• **Problem to solve**:
Repeat the listing in full. Nothing may be added or left out.

======== Supplied records ========

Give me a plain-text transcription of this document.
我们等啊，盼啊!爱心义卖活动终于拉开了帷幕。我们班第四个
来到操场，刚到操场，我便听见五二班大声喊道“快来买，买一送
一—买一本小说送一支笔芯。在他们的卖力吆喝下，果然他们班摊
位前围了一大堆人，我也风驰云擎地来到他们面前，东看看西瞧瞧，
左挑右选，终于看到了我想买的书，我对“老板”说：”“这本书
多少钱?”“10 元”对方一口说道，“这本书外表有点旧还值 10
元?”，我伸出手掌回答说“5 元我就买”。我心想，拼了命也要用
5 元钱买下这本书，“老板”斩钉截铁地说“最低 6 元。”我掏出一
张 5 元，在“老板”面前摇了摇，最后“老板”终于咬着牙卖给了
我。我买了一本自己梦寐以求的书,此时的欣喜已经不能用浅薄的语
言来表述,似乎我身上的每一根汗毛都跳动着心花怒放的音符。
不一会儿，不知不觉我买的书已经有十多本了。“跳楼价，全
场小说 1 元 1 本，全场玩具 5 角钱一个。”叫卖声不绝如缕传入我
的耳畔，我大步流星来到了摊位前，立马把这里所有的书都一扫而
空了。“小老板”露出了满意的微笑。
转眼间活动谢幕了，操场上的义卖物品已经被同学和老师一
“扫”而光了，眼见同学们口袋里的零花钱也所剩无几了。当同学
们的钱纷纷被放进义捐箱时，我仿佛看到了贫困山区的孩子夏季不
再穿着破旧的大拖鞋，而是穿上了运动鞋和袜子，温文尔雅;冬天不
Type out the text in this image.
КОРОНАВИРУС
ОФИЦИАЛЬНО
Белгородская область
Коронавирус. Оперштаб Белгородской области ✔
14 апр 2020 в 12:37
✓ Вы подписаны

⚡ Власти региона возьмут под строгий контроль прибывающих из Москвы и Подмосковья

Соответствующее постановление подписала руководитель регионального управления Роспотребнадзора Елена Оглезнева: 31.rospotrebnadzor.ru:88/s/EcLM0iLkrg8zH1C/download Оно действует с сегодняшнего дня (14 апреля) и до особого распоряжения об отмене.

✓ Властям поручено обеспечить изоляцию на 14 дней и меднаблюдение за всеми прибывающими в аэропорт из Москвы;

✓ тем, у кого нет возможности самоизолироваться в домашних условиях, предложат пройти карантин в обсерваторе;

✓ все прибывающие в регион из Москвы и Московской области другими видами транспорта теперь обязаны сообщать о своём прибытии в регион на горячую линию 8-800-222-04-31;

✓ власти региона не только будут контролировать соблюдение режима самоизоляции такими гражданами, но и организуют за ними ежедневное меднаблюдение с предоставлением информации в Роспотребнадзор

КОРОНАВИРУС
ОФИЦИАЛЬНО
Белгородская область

========

• **Worked answer**:
Give me a plain-text transcription of this document.
我们等啊，盼啊!爱心义卖活动终于拉开了帷幕。我们班第四个
来到操场，刚到操场，我便听见五二班大声喊道“快来买，买一送
一—买一本小说送一支笔芯。在他们的卖力吆喝下，果然他们班摊
位前围了一大堆人，我也风驰云擎地来到他们面前，东看看西瞧瞧，
左挑右选，终于看到了我想买的书，我对“老板”说：”“这本书
多少钱?”“10 元”对方一口说道，“这本书外表有点旧还值 10
元?”，我伸出手掌回答说“5 元我就买”。我心想，拼了命也要用
5 元钱买下这本书，“老板”斩钉截铁地说“最低 6 元。”我掏出一
张 5 元，在“老板”面前摇了摇，最后“老板”终于咬着牙卖给了
我。我买了一本自己梦寐以求的书,此时的欣喜已经不能用浅薄的语
言来表述,似乎我身上的每一根汗毛都跳动着心花怒放的音符。
不一会儿，不知不觉我买的书已经有十多本了。“跳楼价，全
场小说 1 元 1 本，全场玩具 5 角钱一个。”叫卖声不绝如缕传入我
的耳畔，我大步流星来到了摊位前，立马把这里所有的书都一扫而
空了。“小老板”露出了满意的微笑。
转眼间活动谢幕了，操场上的义卖物品已经被同学和老师一
“扫”而光了，眼见同学们口袋里的零花钱也所剩无几了。当同学
们的钱纷纷被放进义捐箱时，我仿佛看到了贫困山区的孩子夏季不
再穿着破旧的大拖鞋，而是穿上了运动鞋和袜子，温文尔雅;冬天不
Type out the text in this image.
КОРОНАВИРУС
ОФИЦИАЛЬНО
Белгородская область
Коронавирус. Оперштаб Белгородской области ✔
14 апр 2020 в 12:37
✓ Вы подписаны

⚡ Власти региона возьмут под строгий контроль прибывающих из Москвы и Подмосковья

Соответствующее постановление подписала руководитель регионального управления Роспотребнадзора Елена Оглезнева: 31.rospotrebnadzor.ru:88/s/EcLM0iLkrg8zH1C/download Оно действует с сегодняшнего дня (14 апреля) и до особого распоряжения об отмене.

✓ Властям поручено обеспечить изоляцию на 14 дней и меднаблюдение за всеми прибывающими в аэропорт из Москвы;

✓ тем, у кого нет возможности самоизолироваться в домашних условиях, предложат пройти карантин в обсерваторе;

✓ все прибывающие в регион из Москвы и Московской области другими видами транспорта теперь обязаны сообщать о своём прибытии в регион на горячую линию 8-800-222-04-31;

✓ власти региона не только будут контролировать соблюдение режима самоизоляции такими гражданами, но и организуют за ними ежедневное меднаблюдение с предоставлением информации в Роспотребнадзор

КОРОНАВИРУС
ОФИЦИАЛЬНО
Белгородская область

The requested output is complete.